## [EXERCISE AIM]
Each line containing the word "Franks" should be found and copied.

— Start of SUPPLIED RECORDS —

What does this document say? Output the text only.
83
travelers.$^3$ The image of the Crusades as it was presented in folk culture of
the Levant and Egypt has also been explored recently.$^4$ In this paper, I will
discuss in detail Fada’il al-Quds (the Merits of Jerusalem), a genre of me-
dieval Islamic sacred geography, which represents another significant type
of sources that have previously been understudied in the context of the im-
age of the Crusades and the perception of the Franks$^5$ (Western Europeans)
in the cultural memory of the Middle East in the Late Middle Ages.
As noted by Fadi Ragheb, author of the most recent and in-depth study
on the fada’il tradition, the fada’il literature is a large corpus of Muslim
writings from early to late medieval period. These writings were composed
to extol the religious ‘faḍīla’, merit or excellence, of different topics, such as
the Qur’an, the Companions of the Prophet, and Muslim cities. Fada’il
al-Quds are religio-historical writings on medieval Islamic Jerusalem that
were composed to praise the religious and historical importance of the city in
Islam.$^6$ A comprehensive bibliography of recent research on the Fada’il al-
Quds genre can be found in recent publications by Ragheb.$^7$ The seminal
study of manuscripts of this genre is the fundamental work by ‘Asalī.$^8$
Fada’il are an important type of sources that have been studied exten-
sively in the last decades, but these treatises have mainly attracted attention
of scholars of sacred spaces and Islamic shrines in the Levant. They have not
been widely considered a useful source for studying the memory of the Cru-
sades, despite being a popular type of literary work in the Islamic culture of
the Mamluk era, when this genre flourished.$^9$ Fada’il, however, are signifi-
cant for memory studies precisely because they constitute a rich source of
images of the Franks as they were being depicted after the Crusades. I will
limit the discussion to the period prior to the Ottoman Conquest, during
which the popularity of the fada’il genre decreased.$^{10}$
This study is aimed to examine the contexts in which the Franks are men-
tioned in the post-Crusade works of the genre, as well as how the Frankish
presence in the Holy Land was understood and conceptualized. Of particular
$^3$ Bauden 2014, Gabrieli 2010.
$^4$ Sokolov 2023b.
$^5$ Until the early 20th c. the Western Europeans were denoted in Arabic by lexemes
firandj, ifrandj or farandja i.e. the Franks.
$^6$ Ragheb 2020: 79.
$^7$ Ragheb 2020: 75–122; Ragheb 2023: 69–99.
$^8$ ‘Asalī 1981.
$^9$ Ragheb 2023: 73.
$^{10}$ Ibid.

— End of SUPPLIED RECORDS —

## [RESPONSE TO THIS EXERCISE]
age of the Crusades and the perception of the Franks$^5$ (Western Europeans)
images of the Franks as they were being depicted after the Crusades. I will
This study is aimed to examine the contexts in which the Franks are men-
firandj, ifrandj or farandja i.e. the Franks.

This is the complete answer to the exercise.